_GOAL_
Retype every line of the records below verbatim.
--------
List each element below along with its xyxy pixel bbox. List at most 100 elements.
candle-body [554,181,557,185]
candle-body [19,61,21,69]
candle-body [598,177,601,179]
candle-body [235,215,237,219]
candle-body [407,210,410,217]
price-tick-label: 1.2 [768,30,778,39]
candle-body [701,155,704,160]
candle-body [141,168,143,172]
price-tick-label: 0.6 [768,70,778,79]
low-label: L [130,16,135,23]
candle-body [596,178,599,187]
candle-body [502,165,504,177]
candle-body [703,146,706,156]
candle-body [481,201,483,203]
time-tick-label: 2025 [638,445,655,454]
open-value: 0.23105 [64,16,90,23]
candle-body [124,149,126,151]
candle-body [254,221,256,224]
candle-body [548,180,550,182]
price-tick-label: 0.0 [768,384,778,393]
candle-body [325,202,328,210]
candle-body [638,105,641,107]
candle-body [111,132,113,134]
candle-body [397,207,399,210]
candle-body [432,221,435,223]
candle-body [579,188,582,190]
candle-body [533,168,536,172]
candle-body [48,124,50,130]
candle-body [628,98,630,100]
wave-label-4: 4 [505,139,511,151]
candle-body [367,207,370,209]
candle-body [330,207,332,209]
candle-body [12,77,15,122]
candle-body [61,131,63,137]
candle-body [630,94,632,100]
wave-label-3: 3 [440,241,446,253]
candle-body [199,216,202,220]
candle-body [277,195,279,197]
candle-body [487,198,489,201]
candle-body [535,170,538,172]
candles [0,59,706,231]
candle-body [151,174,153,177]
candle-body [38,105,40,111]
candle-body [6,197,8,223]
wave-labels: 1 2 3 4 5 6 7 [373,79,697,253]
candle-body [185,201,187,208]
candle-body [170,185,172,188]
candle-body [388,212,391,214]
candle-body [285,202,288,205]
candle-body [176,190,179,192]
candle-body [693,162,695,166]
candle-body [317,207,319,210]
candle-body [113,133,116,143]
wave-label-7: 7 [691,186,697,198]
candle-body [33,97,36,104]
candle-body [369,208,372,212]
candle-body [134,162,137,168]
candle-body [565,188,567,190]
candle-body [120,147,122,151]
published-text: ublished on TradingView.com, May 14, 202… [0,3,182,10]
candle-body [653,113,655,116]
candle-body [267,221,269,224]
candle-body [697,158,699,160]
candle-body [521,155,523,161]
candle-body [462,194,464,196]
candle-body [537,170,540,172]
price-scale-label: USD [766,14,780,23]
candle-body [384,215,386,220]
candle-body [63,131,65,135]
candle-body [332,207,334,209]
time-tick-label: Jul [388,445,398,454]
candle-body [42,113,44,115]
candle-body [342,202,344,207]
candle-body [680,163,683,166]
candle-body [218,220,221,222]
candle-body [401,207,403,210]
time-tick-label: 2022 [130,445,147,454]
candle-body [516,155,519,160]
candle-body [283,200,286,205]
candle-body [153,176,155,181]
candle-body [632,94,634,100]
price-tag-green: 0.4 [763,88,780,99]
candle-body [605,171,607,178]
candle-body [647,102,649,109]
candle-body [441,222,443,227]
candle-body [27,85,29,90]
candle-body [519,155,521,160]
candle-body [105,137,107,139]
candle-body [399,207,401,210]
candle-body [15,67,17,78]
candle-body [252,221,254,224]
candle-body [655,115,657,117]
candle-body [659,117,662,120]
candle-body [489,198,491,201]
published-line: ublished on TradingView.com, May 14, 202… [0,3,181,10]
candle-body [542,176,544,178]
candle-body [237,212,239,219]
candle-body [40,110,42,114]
--------
_TASK OUTPUT_
List each element below along with its xyxy pixel bbox. List at most 100 elements.
candle-body [554,181,557,185]
candle-body [19,61,21,69]
candle-body [598,177,601,179]
candle-body [235,215,237,219]
candle-body [407,210,410,217]
price-tick-label: 1.2 [768,30,778,39]
candle-body [701,155,704,160]
candle-body [141,168,143,172]
price-tick-label: 0.6 [768,70,778,79]
low-label: L [130,16,135,23]
candle-body [596,178,599,187]
candle-body [502,165,504,177]
candle-body [703,146,706,156]
candle-body [481,201,483,203]
time-tick-label: 2025 [638,445,655,454]
open-value: 0.23105 [64,16,90,23]
candle-body [124,149,126,151]
candle-body [254,221,256,224]
candle-body [548,180,550,182]
price-tick-label: 0.0 [768,384,778,393]
candle-body [325,202,328,210]
candle-body [638,105,641,107]
candle-body [111,132,113,134]
candle-body [397,207,399,210]
candle-body [432,221,435,223]
candle-body [579,188,582,190]
candle-body [533,168,536,172]
candle-body [48,124,50,130]
candle-body [628,98,630,100]
wave-label-4: 4 [505,139,511,151]
candle-body [367,207,370,209]
candle-body [330,207,332,209]
candle-body [12,77,15,122]
candle-body [61,131,63,137]
candle-body [630,94,632,100]
wave-label-3: 3 [440,241,446,253]
candle-body [199,216,202,220]
candle-body [277,195,279,197]
candle-body [487,198,489,201]
candle-body [535,170,538,172]
candles [0,59,706,231]
candle-body [151,174,153,177]
candle-body [38,105,40,111]
candle-body [6,197,8,223]
wave-labels: 1 2 3 4 5 6 7 [373,79,697,253]
candle-body [185,201,187,208]
candle-body [170,185,172,188]
candle-body [388,212,391,214]
candle-body [285,202,288,205]
candle-body [176,190,179,192]
candle-body [693,162,695,166]
candle-body [317,207,319,210]
candle-body [113,133,116,143]
wave-label-7: 7 [691,186,697,198]
candle-body [33,97,36,104]
candle-body [369,208,372,212]
candle-body [134,162,137,168]
candle-body [565,188,567,190]
candle-body [120,147,122,151]
published-text: ublished on TradingView.com, May 14, 202… [0,3,182,10]
candle-body [653,113,655,116]
candle-body [267,221,269,224]
candle-body [697,158,699,160]
candle-body [521,155,523,161]
candle-body [462,194,464,196]
candle-body [537,170,540,172]
price-scale-label: USD [766,14,780,23]
candle-body [384,215,386,220]
candle-body [63,131,65,135]
candle-body [332,207,334,209]
time-tick-label: Jul [388,445,398,454]
candle-body [42,113,44,115]
candle-body [342,202,344,207]
candle-body [680,163,683,166]
candle-body [218,220,221,222]
candle-body [401,207,403,210]
time-tick-label: 2022 [130,445,147,454]
candle-body [516,155,519,160]
candle-body [283,200,286,205]
candle-body [153,176,155,181]
candle-body [632,94,634,100]
price-tag-green: 0.4 [763,88,780,99]
candle-body [605,171,607,178]
candle-body [647,102,649,109]
candle-body [441,222,443,227]
candle-body [27,85,29,90]
candle-body [519,155,521,160]
candle-body [105,137,107,139]
candle-body [399,207,401,210]
candle-body [15,67,17,78]
candle-body [252,221,254,224]
candle-body [655,115,657,117]
candle-body [659,117,662,120]
candle-body [489,198,491,201]
published-line: ublished on TradingView.com, May 14, 202… [0,3,181,10]
candle-body [542,176,544,178]
candle-body [237,212,239,219]
candle-body [40,110,42,114]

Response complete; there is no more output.